## Aim
Repeat every line below exactly, word for word.

****

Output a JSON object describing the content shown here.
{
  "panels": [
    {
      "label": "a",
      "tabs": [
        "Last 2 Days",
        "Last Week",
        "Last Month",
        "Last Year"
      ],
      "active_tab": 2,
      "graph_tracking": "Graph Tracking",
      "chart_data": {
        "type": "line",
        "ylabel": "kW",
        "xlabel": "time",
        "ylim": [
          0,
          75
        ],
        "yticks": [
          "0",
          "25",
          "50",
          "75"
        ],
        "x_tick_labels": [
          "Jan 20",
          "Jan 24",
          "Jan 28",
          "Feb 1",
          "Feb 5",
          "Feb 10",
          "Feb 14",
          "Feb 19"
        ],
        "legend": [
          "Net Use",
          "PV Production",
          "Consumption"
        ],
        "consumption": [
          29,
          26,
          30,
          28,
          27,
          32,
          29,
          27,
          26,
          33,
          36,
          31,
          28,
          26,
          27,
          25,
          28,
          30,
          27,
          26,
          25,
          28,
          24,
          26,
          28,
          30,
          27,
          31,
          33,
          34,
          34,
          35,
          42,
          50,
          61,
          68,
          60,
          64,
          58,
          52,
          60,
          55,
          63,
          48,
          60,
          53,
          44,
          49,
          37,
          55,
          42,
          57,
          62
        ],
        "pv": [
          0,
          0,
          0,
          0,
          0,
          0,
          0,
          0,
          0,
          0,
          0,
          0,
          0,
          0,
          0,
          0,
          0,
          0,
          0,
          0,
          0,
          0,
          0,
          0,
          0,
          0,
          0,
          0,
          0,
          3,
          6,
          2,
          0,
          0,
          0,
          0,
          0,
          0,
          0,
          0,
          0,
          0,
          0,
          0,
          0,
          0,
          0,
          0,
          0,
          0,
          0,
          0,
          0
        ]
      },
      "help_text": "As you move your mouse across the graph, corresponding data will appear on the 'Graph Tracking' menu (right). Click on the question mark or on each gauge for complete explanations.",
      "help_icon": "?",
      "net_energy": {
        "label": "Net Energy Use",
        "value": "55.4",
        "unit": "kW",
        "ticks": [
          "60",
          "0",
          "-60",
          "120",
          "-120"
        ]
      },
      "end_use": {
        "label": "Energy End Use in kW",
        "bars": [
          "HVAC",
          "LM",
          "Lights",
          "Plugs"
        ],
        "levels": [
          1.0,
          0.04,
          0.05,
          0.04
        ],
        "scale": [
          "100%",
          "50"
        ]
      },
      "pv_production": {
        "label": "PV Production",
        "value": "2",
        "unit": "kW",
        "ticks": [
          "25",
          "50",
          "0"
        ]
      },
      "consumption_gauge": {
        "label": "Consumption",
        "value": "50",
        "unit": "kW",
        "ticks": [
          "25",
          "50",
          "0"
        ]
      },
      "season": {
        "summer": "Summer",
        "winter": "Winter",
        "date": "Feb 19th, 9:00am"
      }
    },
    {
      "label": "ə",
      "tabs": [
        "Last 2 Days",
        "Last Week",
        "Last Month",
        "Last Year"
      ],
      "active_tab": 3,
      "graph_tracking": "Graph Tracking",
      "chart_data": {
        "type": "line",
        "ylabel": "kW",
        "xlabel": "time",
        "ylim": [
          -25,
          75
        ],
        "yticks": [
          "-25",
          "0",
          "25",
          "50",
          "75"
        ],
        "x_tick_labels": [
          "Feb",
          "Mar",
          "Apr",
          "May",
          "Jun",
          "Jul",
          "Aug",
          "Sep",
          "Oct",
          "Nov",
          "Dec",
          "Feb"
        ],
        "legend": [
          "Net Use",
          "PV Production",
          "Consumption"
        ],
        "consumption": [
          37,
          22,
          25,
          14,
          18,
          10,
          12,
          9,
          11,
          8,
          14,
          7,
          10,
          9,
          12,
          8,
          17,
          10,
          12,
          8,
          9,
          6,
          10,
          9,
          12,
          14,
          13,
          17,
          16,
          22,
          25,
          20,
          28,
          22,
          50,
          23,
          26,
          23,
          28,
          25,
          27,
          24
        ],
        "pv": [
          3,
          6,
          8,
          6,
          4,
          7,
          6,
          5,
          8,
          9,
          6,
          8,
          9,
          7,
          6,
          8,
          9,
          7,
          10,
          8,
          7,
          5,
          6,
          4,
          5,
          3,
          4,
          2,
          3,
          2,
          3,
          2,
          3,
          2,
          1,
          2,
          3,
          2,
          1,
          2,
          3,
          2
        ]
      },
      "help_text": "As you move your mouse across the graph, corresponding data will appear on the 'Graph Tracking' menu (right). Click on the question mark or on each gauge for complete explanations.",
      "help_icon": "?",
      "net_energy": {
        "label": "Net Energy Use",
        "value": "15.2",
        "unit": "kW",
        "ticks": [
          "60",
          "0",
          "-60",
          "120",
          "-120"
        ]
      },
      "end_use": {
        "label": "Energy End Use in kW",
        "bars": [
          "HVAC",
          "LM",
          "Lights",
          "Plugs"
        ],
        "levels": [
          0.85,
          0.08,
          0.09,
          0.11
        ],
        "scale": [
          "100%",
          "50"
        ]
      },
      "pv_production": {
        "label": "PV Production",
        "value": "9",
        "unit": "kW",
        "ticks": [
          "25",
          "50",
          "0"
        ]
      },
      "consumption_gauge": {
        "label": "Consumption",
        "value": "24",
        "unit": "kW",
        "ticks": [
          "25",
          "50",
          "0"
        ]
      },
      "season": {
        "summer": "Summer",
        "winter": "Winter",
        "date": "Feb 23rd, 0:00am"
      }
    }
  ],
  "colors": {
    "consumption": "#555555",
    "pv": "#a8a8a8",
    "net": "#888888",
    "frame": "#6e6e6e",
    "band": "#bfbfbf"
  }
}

****

## Worked answer
Output a JSON object describing the content shown here.
{
  "panels": [
    {
      "label": "a",
      "tabs": [
        "Last 2 Days",
        "Last Week",
        "Last Month",
        "Last Year"
      ],
      "active_tab": 2,
      "graph_tracking": "Graph Tracking",
      "chart_data": {
        "type": "line",
        "ylabel": "kW",
        "xlabel": "time",
        "ylim": [
          0,
          75
        ],
        "yticks": [
          "0",
          "25",
          "50",
          "75"
        ],
        "x_tick_labels": [
          "Jan 20",
          "Jan 24",
          "Jan 28",
          "Feb 1",
          "Feb 5",
          "Feb 10",
          "Feb 14",
          "Feb 19"
        ],
        "legend": [
          "Net Use",
          "PV Production",
          "Consumption"
        ],
        "consumption": [
          29,
          26,
          30,
          28,
          27,
          32,
          29,
          27,
          26,
          33,
          36,
          31,
          28,
          26,
          27,
          25,
          28,
          30,
          27,
          26,
          25,
          28,
          24,
          26,
          28,
          30,
          27,
          31,
          33,
          34,
          34,
          35,
          42,
          50,
          61,
          68,
          60,
          64,
          58,
          52,
          60,
          55,
          63,
          48,
          60,
          53,
          44,
          49,
          37,
          55,
          42,
          57,
          62
        ],
        "pv": [
          0,
          0,
          0,
          0,
          0,
          0,
          0,
          0,
          0,
          0,
          0,
          0,
          0,
          0,
          0,
          0,
          0,
          0,
          0,
          0,
          0,
          0,
          0,
          0,
          0,
          0,
          0,
          0,
          0,
          3,
          6,
          2,
          0,
          0,
          0,
          0,
          0,
          0,
          0,
          0,
          0,
          0,
          0,
          0,
          0,
          0,
          0,
          0,
          0,
          0,
          0,
          0,
          0
        ]
      },
      "help_text": "As you move your mouse across the graph, corresponding data will appear on the 'Graph Tracking' menu (right). Click on the question mark or on each gauge for complete explanations.",
      "help_icon": "?",
      "net_energy": {
        "label": "Net Energy Use",
        "value": "55.4",
        "unit": "kW",
        "ticks": [
          "60",
          "0",
          "-60",
          "120",
          "-120"
        ]
      },
      "end_use": {
        "label": "Energy End Use in kW",
        "bars": [
          "HVAC",
          "LM",
          "Lights",
          "Plugs"
        ],
        "levels": [
          1.0,
          0.04,
          0.05,
          0.04
        ],
        "scale": [
          "100%",
          "50"
        ]
      },
      "pv_production": {
        "label": "PV Production",
        "value": "2",
        "unit": "kW",
        "ticks": [
          "25",
          "50",
          "0"
        ]
      },
      "consumption_gauge": {
        "label": "Consumption",
        "value": "50",
        "unit": "kW",
        "ticks": [
          "25",
          "50",
          "0"
        ]
      },
      "season": {
        "summer": "Summer",
        "winter": "Winter",
        "date": "Feb 19th, 9:00am"
      }
    },
    {
      "label": "ə",
      "tabs": [
        "Last 2 Days",
        "Last Week",
        "Last Month",
        "Last Year"
      ],
      "active_tab": 3,
      "graph_tracking": "Graph Tracking",
      "chart_data": {
        "type": "line",
        "ylabel": "kW",
        "xlabel": "time",
        "ylim": [
          -25,
          75
        ],
        "yticks": [
          "-25",
          "0",
          "25",
          "50",
          "75"
        ],
        "x_tick_labels": [
          "Feb",
          "Mar",
          "Apr",
          "May",
          "Jun",
          "Jul",
          "Aug",
          "Sep",
          "Oct",
          "Nov",
          "Dec",
          "Feb"
        ],
        "legend": [
          "Net Use",
          "PV Production",
          "Consumption"
        ],
        "consumption": [
          37,
          22,
          25,
          14,
          18,
          10,
          12,
          9,
          11,
          8,
          14,
          7,
          10,
          9,
          12,
          8,
          17,
          10,
          12,
          8,
          9,
          6,
          10,
          9,
          12,
          14,
          13,
          17,
          16,
          22,
          25,
          20,
          28,
          22,
          50,
          23,
          26,
          23,
          28,
          25,
          27,
          24
        ],
        "pv": [
          3,
          6,
          8,
          6,
          4,
          7,
          6,
          5,
          8,
          9,
          6,
          8,
          9,
          7,
          6,
          8,
          9,
          7,
          10,
          8,
          7,
          5,
          6,
          4,
          5,
          3,
          4,
          2,
          3,
          2,
          3,
          2,
          3,
          2,
          1,
          2,
          3,
          2,
          1,
          2,
          3,
          2
        ]
      },
      "help_text": "As you move your mouse across the graph, corresponding data will appear on the 'Graph Tracking' menu (right). Click on the question mark or on each gauge for complete explanations.",
      "help_icon": "?",
      "net_energy": {
        "label": "Net Energy Use",
        "value": "15.2",
        "unit": "kW",
        "ticks": [
          "60",
          "0",
          "-60",
          "120",
          "-120"
        ]
      },
      "end_use": {
        "label": "Energy End Use in kW",
        "bars": [
          "HVAC",
          "LM",
          "Lights",
          "Plugs"
        ],
        "levels": [
          0.85,
          0.08,
          0.09,
          0.11
        ],
        "scale": [
          "100%",
          "50"
        ]
      },
      "pv_production": {
        "label": "PV Production",
        "value": "9",
        "unit": "kW",
        "ticks": [
          "25",
          "50",
          "0"
        ]
      },
      "consumption_gauge": {
        "label": "Consumption",
        "value": "24",
        "unit": "kW",
        "ticks": [
          "25",
          "50",
          "0"
        ]
      },
      "season": {
        "summer": "Summer",
        "winter": "Winter",
        "date": "Feb 23rd, 0:00am"
      }
    }
  ],
  "colors": {
    "consumption": "#555555",
    "pv": "#a8a8a8",
    "net": "#888888",
    "frame": "#6e6e6e",
    "band": "#bfbfbf"
  }
}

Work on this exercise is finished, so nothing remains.